── EXERCISE DATA

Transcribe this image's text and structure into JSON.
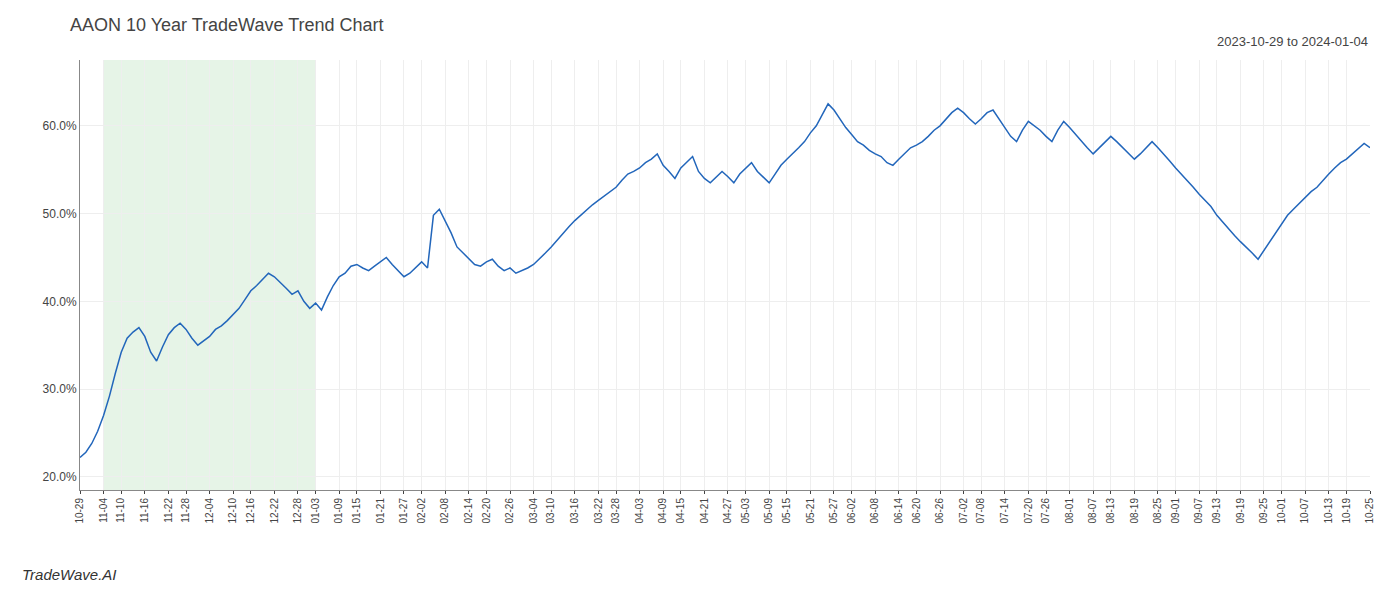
{
  "chart_data": {
    "type": "line",
    "title": "AAON 10 Year TradeWave Trend Chart",
    "subtitle": "2023-10-29 to 2024-01-04",
    "annotations": [
      {
        "text": "TradeWave.AI"
      }
    ],
    "color": "#2266bb",
    "grid": true,
    "highlight": {
      "start": "11-04",
      "end": "01-03",
      "color": "#c8e6c9"
    },
    "ylim": [
      0.185,
      0.675
    ],
    "yticks": [
      {
        "value": 0.2,
        "label": "20.0%"
      },
      {
        "value": 0.3,
        "label": "30.0%"
      },
      {
        "value": 0.4,
        "label": "40.0%"
      },
      {
        "value": 0.5,
        "label": "50.0%"
      },
      {
        "value": 0.6,
        "label": "60.0%"
      }
    ],
    "categories": [
      "10-29",
      null,
      null,
      null,
      "11-04",
      null,
      null,
      "11-10",
      null,
      null,
      null,
      "11-16",
      null,
      null,
      null,
      "11-22",
      null,
      null,
      "11-28",
      null,
      null,
      null,
      "12-04",
      null,
      null,
      null,
      "12-10",
      null,
      null,
      "12-16",
      null,
      null,
      null,
      "12-22",
      null,
      null,
      null,
      "12-28",
      null,
      null,
      "01-03",
      null,
      null,
      null,
      "01-09",
      null,
      null,
      "01-15",
      null,
      null,
      null,
      "01-21",
      null,
      null,
      null,
      "01-27",
      null,
      null,
      "02-02",
      null,
      null,
      null,
      "02-08",
      null,
      null,
      null,
      "02-14",
      null,
      null,
      "02-20",
      null,
      null,
      null,
      "02-26",
      null,
      null,
      null,
      "03-04",
      null,
      null,
      "03-10",
      null,
      null,
      null,
      "03-16",
      null,
      null,
      null,
      "03-22",
      null,
      null,
      "03-28",
      null,
      null,
      null,
      "04-03",
      null,
      null,
      null,
      "04-09",
      null,
      null,
      "04-15",
      null,
      null,
      null,
      "04-21",
      null,
      null,
      null,
      "04-27",
      null,
      null,
      "05-03",
      null,
      null,
      null,
      "05-09",
      null,
      null,
      "05-15",
      null,
      null,
      null,
      "05-21",
      null,
      null,
      null,
      "05-27",
      null,
      null,
      "06-02",
      null,
      null,
      null,
      "06-08",
      null,
      null,
      null,
      "06-14",
      null,
      null,
      "06-20",
      null,
      null,
      null,
      "06-26",
      null,
      null,
      null,
      "07-02",
      null,
      null,
      "07-08",
      null,
      null,
      null,
      "07-14",
      null,
      null,
      null,
      "07-20",
      null,
      null,
      "07-26",
      null,
      null,
      null,
      "08-01",
      null,
      null,
      null,
      "08-07",
      null,
      null,
      "08-13",
      null,
      null,
      null,
      "08-19",
      null,
      null,
      null,
      "08-25",
      null,
      null,
      "09-01",
      null,
      null,
      null,
      "09-07",
      null,
      null,
      "09-13",
      null,
      null,
      null,
      "09-19",
      null,
      null,
      null,
      "09-25",
      null,
      null,
      "10-01",
      null,
      null,
      null,
      "10-07",
      null,
      null,
      null,
      "10-13",
      null,
      null,
      "10-19",
      null,
      null,
      null,
      "10-25"
    ],
    "values": [
      0.222,
      0.228,
      0.238,
      0.252,
      0.27,
      0.292,
      0.318,
      0.342,
      0.358,
      0.365,
      0.37,
      0.36,
      0.342,
      0.332,
      0.348,
      0.362,
      0.37,
      0.375,
      0.368,
      0.358,
      0.35,
      0.355,
      0.36,
      0.368,
      0.372,
      0.378,
      0.385,
      0.392,
      0.402,
      0.412,
      0.418,
      0.425,
      0.432,
      0.428,
      0.422,
      0.415,
      0.408,
      0.412,
      0.4,
      0.392,
      0.398,
      0.39,
      0.405,
      0.418,
      0.428,
      0.432,
      0.44,
      0.442,
      0.438,
      0.435,
      0.44,
      0.445,
      0.45,
      0.442,
      0.435,
      0.428,
      0.432,
      0.438,
      0.445,
      0.438,
      0.498,
      0.505,
      0.492,
      0.478,
      0.462,
      0.455,
      0.448,
      0.442,
      0.44,
      0.445,
      0.448,
      0.44,
      0.435,
      0.438,
      0.432,
      0.435,
      0.438,
      0.442,
      0.448,
      0.455,
      0.462,
      0.47,
      0.478,
      0.485,
      0.492,
      0.498,
      0.505,
      0.51,
      0.515,
      0.52,
      0.525,
      0.53,
      0.538,
      0.545,
      0.548,
      0.552,
      0.558,
      0.562,
      0.568,
      0.555,
      0.548,
      0.54,
      0.552,
      0.558,
      0.565,
      0.548,
      0.54,
      0.535,
      0.542,
      0.548,
      0.542,
      0.535,
      0.545,
      0.552,
      0.558,
      0.548,
      0.542,
      0.535,
      0.545,
      0.555,
      0.562,
      0.568,
      0.575,
      0.582,
      0.592,
      0.6,
      0.612,
      0.625,
      0.618,
      0.608,
      0.598,
      0.59,
      0.582,
      0.578,
      0.572,
      0.568,
      0.565,
      0.558,
      0.555,
      0.562,
      0.568,
      0.575,
      0.578,
      0.582,
      0.588,
      0.595,
      0.6,
      0.608,
      0.615,
      0.62,
      0.615,
      0.608,
      0.602,
      0.608,
      0.615,
      0.618,
      0.608,
      0.598,
      0.588,
      0.582,
      0.595,
      0.605,
      0.6,
      0.595,
      0.588,
      0.582,
      0.595,
      0.605,
      0.598,
      0.59,
      0.582,
      0.575,
      0.568,
      0.575,
      0.582,
      0.588,
      0.582,
      0.575,
      0.568,
      0.562,
      0.568,
      0.575,
      0.582,
      0.575,
      0.568,
      0.56,
      0.552,
      0.545,
      0.538,
      0.53,
      0.522,
      0.515,
      0.508,
      0.498,
      0.49,
      0.482,
      0.475,
      0.468,
      0.462,
      0.455,
      0.448,
      0.458,
      0.468,
      0.478,
      0.488,
      0.498,
      0.505,
      0.512,
      0.518,
      0.525,
      0.53,
      0.538,
      0.545,
      0.552,
      0.558,
      0.562,
      0.568,
      0.575,
      0.58,
      0.575
    ]
  }
}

────

EXERCISE OBJECTIVE: Quote the full listing above word for word; exclude every picture from the copy.

THE RESULT:
Transcribe this image's text and structure into JSON.
{
  "chart_data": {
    "type": "line",
    "title": "AAON 10 Year TradeWave Trend Chart",
    "subtitle": "2023-10-29 to 2024-01-04",
    "annotations": [
      {
        "text": "TradeWave.AI"
      }
    ],
    "color": "#2266bb",
    "grid": true,
    "highlight": {
      "start": "11-04",
      "end": "01-03",
      "color": "#c8e6c9"
    },
    "ylim": [
      0.185,
      0.675
    ],
    "yticks": [
      {
        "value": 0.2,
        "label": "20.0%"
      },
      {
        "value": 0.3,
        "label": "30.0%"
      },
      {
        "value": 0.4,
        "label": "40.0%"
      },
      {
        "value": 0.5,
        "label": "50.0%"
      },
      {
        "value": 0.6,
        "label": "60.0%"
      }
    ],
    "categories": [
      "10-29",
      null,
      null,
      null,
      "11-04",
      null,
      null,
      "11-10",
      null,
      null,
      null,
      "11-16",
      null,
      null,
      null,
      "11-22",
      null,
      null,
      "11-28",
      null,
      null,
      null,
      "12-04",
      null,
      null,
      null,
      "12-10",
      null,
      null,
      "12-16",
      null,
      null,
      null,
      "12-22",
      null,
      null,
      null,
      "12-28",
      null,
      null,
      "01-03",
      null,
      null,
      null,
      "01-09",
      null,
      null,
      "01-15",
      null,
      null,
      null,
      "01-21",
      null,
      null,
      null,
      "01-27",
      null,
      null,
      "02-02",
      null,
      null,
      null,
      "02-08",
      null,
      null,
      null,
      "02-14",
      null,
      null,
      "02-20",
      null,
      null,
      null,
      "02-26",
      null,
      null,
      null,
      "03-04",
      null,
      null,
      "03-10",
      null,
      null,
      null,
      "03-16",
      null,
      null,
      null,
      "03-22",
      null,
      null,
      "03-28",
      null,
      null,
      null,
      "04-03",
      null,
      null,
      null,
      "04-09",
      null,
      null,
      "04-15",
      null,
      null,
      null,
      "04-21",
      null,
      null,
      null,
      "04-27",
      null,
      null,
      "05-03",
      null,
      null,
      null,
      "05-09",
      null,
      null,
      "05-15",
      null,
      null,
      null,
      "05-21",
      null,
      null,
      null,
      "05-27",
      null,
      null,
      "06-02",
      null,
      null,
      null,
      "06-08",
      null,
      null,
      null,
      "06-14",
      null,
      null,
      "06-20",
      null,
      null,
      null,
      "06-26",
      null,
      null,
      null,
      "07-02",
      null,
      null,
      "07-08",
      null,
      null,
      null,
      "07-14",
      null,
      null,
      null,
      "07-20",
      null,
      null,
      "07-26",
      null,
      null,
      null,
      "08-01",
      null,
      null,
      null,
      "08-07",
      null,
      null,
      "08-13",
      null,
      null,
      null,
      "08-19",
      null,
      null,
      null,
      "08-25",
      null,
      null,
      "09-01",
      null,
      null,
      null,
      "09-07",
      null,
      null,
      "09-13",
      null,
      null,
      null,
      "09-19",
      null,
      null,
      null,
      "09-25",
      null,
      null,
      "10-01",
      null,
      null,
      null,
      "10-07",
      null,
      null,
      null,
      "10-13",
      null,
      null,
      "10-19",
      null,
      null,
      null,
      "10-25"
    ],
    "values": [
      0.222,
      0.228,
      0.238,
      0.252,
      0.27,
      0.292,
      0.318,
      0.342,
      0.358,
      0.365,
      0.37,
      0.36,
      0.342,
      0.332,
      0.348,
      0.362,
      0.37,
      0.375,
      0.368,
      0.358,
      0.35,
      0.355,
      0.36,
      0.368,
      0.372,
      0.378,
      0.385,
      0.392,
      0.402,
      0.412,
      0.418,
      0.425,
      0.432,
      0.428,
      0.422,
      0.415,
      0.408,
      0.412,
      0.4,
      0.392,
      0.398,
      0.39,
      0.405,
      0.418,
      0.428,
      0.432,
      0.44,
      0.442,
      0.438,
      0.435,
      0.44,
      0.445,
      0.45,
      0.442,
      0.435,
      0.428,
      0.432,
      0.438,
      0.445,
      0.438,
      0.498,
      0.505,
      0.492,
      0.478,
      0.462,
      0.455,
      0.448,
      0.442,
      0.44,
      0.445,
      0.448,
      0.44,
      0.435,
      0.438,
      0.432,
      0.435,
      0.438,
      0.442,
      0.448,
      0.455,
      0.462,
      0.47,
      0.478,
      0.485,
      0.492,
      0.498,
      0.505,
      0.51,
      0.515,
      0.52,
      0.525,
      0.53,
      0.538,
      0.545,
      0.548,
      0.552,
      0.558,
      0.562,
      0.568,
      0.555,
      0.548,
      0.54,
      0.552,
      0.558,
      0.565,
      0.548,
      0.54,
      0.535,
      0.542,
      0.548,
      0.542,
      0.535,
      0.545,
      0.552,
      0.558,
      0.548,
      0.542,
      0.535,
      0.545,
      0.555,
      0.562,
      0.568,
      0.575,
      0.582,
      0.592,
      0.6,
      0.612,
      0.625,
      0.618,
      0.608,
      0.598,
      0.59,
      0.582,
      0.578,
      0.572,
      0.568,
      0.565,
      0.558,
      0.555,
      0.562,
      0.568,
      0.575,
      0.578,
      0.582,
      0.588,
      0.595,
      0.6,
      0.608,
      0.615,
      0.62,
      0.615,
      0.608,
      0.602,
      0.608,
      0.615,
      0.618,
      0.608,
      0.598,
      0.588,
      0.582,
      0.595,
      0.605,
      0.6,
      0.595,
      0.588,
      0.582,
      0.595,
      0.605,
      0.598,
      0.59,
      0.582,
      0.575,
      0.568,
      0.575,
      0.582,
      0.588,
      0.582,
      0.575,
      0.568,
      0.562,
      0.568,
      0.575,
      0.582,
      0.575,
      0.568,
      0.56,
      0.552,
      0.545,
      0.538,
      0.53,
      0.522,
      0.515,
      0.508,
      0.498,
      0.49,
      0.482,
      0.475,
      0.468,
      0.462,
      0.455,
      0.448,
      0.458,
      0.468,
      0.478,
      0.488,
      0.498,
      0.505,
      0.512,
      0.518,
      0.525,
      0.53,
      0.538,
      0.545,
      0.552,
      0.558,
      0.562,
      0.568,
      0.575,
      0.58,
      0.575
    ]
  }
}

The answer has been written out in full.